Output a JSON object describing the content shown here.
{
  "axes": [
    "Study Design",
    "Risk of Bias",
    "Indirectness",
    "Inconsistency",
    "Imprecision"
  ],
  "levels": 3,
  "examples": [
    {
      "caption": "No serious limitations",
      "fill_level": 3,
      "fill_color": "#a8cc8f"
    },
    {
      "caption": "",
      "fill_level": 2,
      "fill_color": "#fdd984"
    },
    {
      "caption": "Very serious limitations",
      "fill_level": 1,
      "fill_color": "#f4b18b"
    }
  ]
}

^^^^

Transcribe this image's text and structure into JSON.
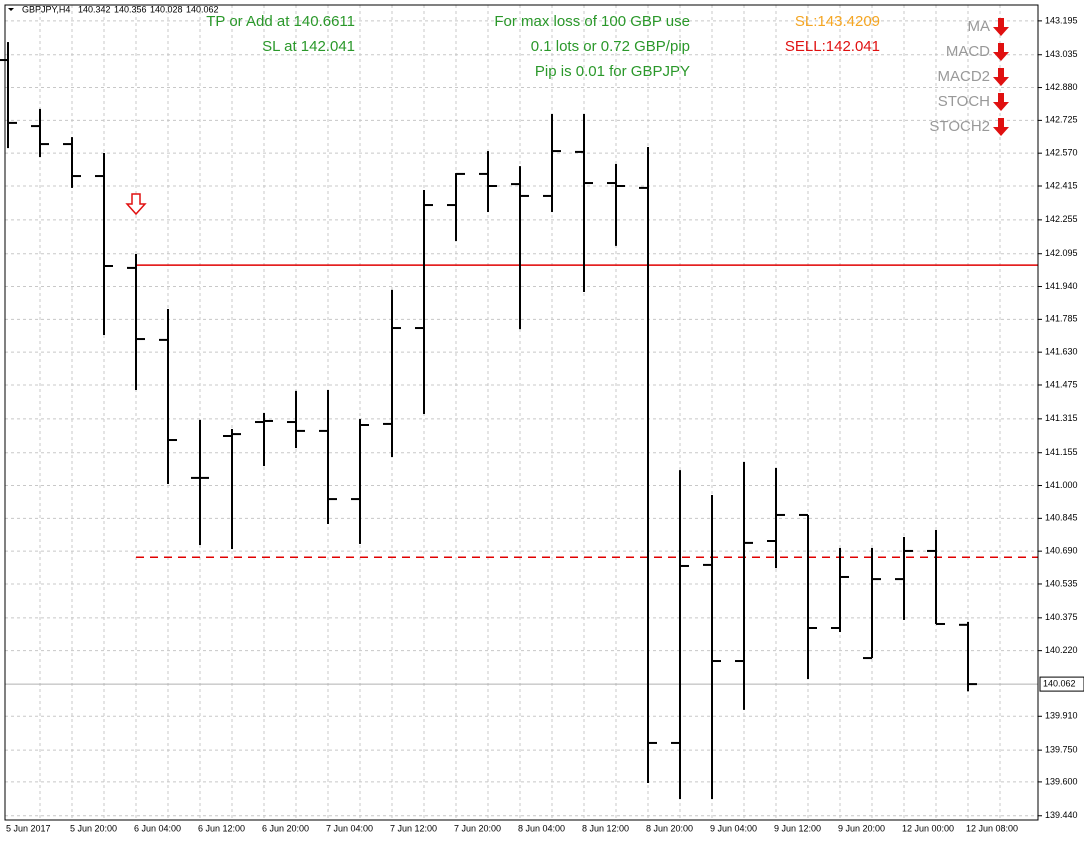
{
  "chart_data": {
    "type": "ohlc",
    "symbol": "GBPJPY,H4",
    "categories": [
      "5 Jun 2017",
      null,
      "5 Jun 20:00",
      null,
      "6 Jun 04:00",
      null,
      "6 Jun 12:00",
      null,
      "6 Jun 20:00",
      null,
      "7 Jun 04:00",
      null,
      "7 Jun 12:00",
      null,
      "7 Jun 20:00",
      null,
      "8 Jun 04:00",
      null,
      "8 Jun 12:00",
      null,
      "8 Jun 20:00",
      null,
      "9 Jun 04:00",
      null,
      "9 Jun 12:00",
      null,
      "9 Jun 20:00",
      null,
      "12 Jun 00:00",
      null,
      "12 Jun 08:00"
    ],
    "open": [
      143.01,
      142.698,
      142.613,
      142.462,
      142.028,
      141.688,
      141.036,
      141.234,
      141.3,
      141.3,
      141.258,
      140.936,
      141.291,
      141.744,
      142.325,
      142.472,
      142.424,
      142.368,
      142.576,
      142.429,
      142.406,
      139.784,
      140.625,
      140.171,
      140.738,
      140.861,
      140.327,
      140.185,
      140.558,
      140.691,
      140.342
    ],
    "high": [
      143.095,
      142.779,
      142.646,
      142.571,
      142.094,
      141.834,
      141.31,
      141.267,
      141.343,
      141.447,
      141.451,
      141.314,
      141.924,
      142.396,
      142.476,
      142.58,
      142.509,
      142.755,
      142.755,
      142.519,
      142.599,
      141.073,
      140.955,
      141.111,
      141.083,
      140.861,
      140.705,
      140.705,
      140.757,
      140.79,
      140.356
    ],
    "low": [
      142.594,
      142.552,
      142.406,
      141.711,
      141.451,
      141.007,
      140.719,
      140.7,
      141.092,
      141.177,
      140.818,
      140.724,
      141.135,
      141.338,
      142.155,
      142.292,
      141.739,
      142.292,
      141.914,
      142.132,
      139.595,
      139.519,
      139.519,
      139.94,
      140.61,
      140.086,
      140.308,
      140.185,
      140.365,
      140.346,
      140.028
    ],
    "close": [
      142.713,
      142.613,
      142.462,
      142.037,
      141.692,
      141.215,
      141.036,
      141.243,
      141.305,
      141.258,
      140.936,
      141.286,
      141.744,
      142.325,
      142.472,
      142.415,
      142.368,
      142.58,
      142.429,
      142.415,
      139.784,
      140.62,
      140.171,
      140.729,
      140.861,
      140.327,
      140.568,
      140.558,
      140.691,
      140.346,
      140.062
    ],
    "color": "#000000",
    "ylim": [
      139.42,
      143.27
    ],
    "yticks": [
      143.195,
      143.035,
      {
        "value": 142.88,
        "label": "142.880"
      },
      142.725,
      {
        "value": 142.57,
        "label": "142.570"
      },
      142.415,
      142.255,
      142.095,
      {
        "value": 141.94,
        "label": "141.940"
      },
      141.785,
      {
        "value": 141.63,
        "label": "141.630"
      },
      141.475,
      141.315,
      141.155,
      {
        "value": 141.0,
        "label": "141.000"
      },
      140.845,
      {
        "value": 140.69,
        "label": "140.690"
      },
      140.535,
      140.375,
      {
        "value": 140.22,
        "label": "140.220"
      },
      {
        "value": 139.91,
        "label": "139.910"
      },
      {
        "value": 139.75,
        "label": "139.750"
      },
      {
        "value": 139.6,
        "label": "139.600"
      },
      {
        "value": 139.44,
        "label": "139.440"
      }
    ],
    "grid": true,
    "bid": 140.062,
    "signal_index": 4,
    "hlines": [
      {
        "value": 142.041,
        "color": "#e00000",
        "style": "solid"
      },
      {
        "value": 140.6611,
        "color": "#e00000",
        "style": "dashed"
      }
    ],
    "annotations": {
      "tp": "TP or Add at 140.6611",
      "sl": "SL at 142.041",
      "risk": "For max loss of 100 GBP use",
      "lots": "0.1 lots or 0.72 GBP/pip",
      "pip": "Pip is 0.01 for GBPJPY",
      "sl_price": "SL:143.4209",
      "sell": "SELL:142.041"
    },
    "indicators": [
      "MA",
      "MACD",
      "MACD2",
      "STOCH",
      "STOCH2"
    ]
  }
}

^^^^

_Directions for this task_. Only a number is wanted: how many lines contain "GBPJPY"?

_Answer to the exercise_. 2